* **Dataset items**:
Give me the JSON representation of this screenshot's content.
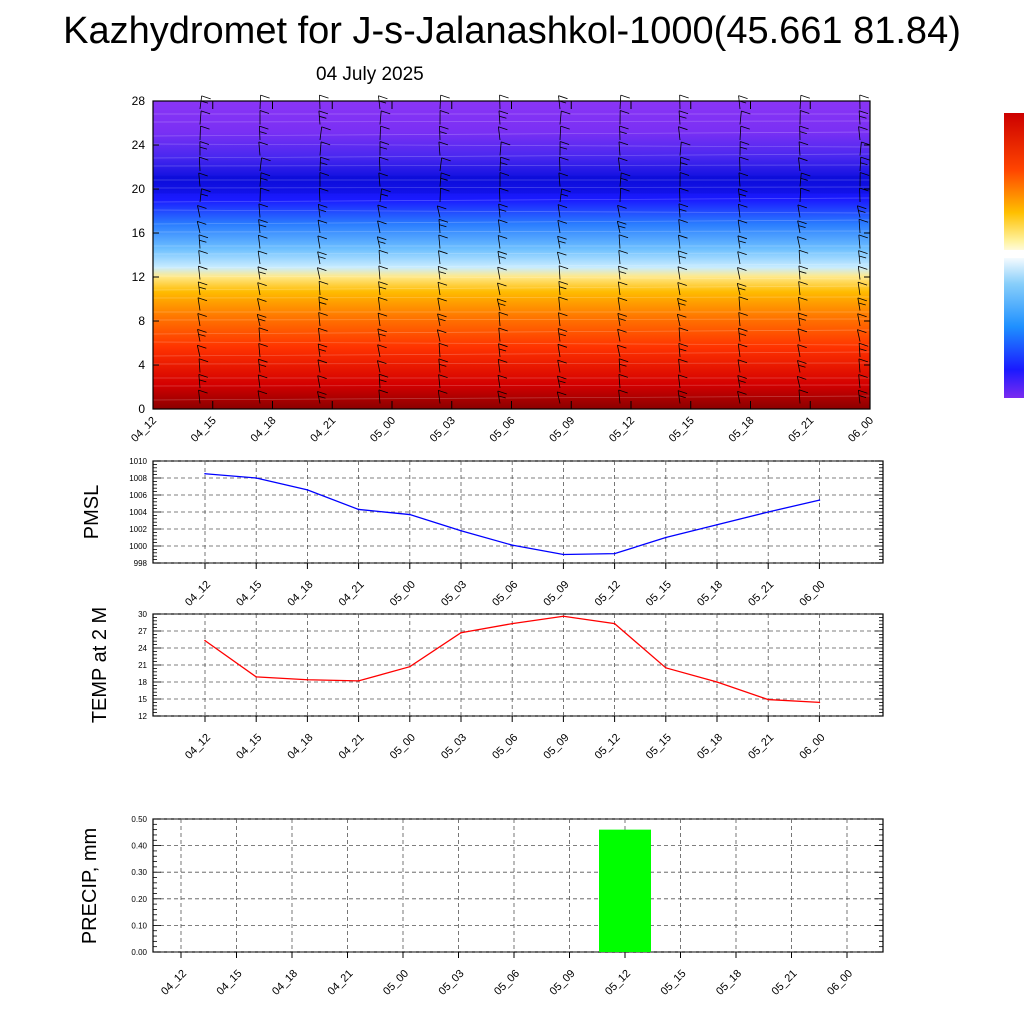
{
  "title": "Kazhydromet for J-s-Jalanashkol-1000(45.661 81.84)",
  "date": "04 July 2025",
  "times": [
    "04_12",
    "04_15",
    "04_18",
    "04_21",
    "05_00",
    "05_03",
    "05_06",
    "05_09",
    "05_12",
    "05_15",
    "05_18",
    "05_21",
    "06_00"
  ],
  "colors": {
    "pmsl_line": "#0000ff",
    "temp_line": "#ff0000",
    "precip_bar": "#00ff00",
    "grid": "#555555"
  },
  "chart_data": [
    {
      "type": "heatmap",
      "name": "cross-section",
      "x": [
        "04_12",
        "04_15",
        "04_18",
        "04_21",
        "05_00",
        "05_03",
        "05_06",
        "05_09",
        "05_12",
        "05_15",
        "05_18",
        "05_21",
        "06_00"
      ],
      "yticks": [
        "0",
        "4",
        "8",
        "12",
        "16",
        "20",
        "24",
        "28"
      ],
      "ylim": [
        0,
        28
      ],
      "colormap": [
        "#8b1a1a",
        "#e00000",
        "#ff4500",
        "#ff8c00",
        "#ffc000",
        "#fff3a0",
        "#87cefa",
        "#1e90ff",
        "#0000cd",
        "#3a1fd8",
        "#7b2bf0"
      ],
      "wind_barbs": true
    },
    {
      "type": "line",
      "name": "PMSL",
      "ylabel": "PMSL",
      "x": [
        "04_12",
        "04_15",
        "04_18",
        "04_21",
        "05_00",
        "05_03",
        "05_06",
        "05_09",
        "05_12",
        "05_15",
        "05_18",
        "05_21",
        "06_00"
      ],
      "values": [
        1008.5,
        1008.0,
        1006.6,
        1004.3,
        1003.7,
        1001.8,
        1000.1,
        999.0,
        999.1,
        1001.0,
        1002.5,
        1004.0,
        1005.4
      ],
      "ylim": [
        998,
        1010
      ],
      "yticks": [
        "998",
        "1000",
        "1002",
        "1004",
        "1006",
        "1008",
        "1010"
      ],
      "grid": true
    },
    {
      "type": "line",
      "name": "TEMP at 2 M",
      "ylabel": "TEMP at 2 M",
      "x": [
        "04_12",
        "04_15",
        "04_18",
        "04_21",
        "05_00",
        "05_03",
        "05_06",
        "05_09",
        "05_12",
        "05_15",
        "05_18",
        "05_21",
        "06_00"
      ],
      "values": [
        25.3,
        18.9,
        18.4,
        18.2,
        20.7,
        26.7,
        28.3,
        29.6,
        28.3,
        20.5,
        18.0,
        14.9,
        14.4
      ],
      "ylim": [
        12,
        30
      ],
      "yticks": [
        "12",
        "15",
        "18",
        "21",
        "24",
        "27",
        "30"
      ],
      "grid": true
    },
    {
      "type": "bar",
      "name": "PRECIP, mm",
      "ylabel": "PRECIP, mm",
      "categories": [
        "04_12",
        "04_15",
        "04_18",
        "04_21",
        "05_00",
        "05_03",
        "05_06",
        "05_09",
        "05_12",
        "05_15",
        "05_18",
        "05_21",
        "06_00"
      ],
      "values": [
        0,
        0,
        0,
        0,
        0,
        0,
        0,
        0,
        0.46,
        0,
        0,
        0,
        0
      ],
      "ylim": [
        0,
        0.5
      ],
      "yticks": [
        "0.00",
        "0.10",
        "0.20",
        "0.30",
        "0.40",
        "0.50"
      ],
      "grid": true
    }
  ]
}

* **REQUIRED TASK**:
Pick out the lines that contain "ylabel" and copy them.

* **WRITTEN ANSWER**:
      "ylabel": "PMSL",
      "ylabel": "TEMP at 2 M",
      "ylabel": "PRECIP, mm",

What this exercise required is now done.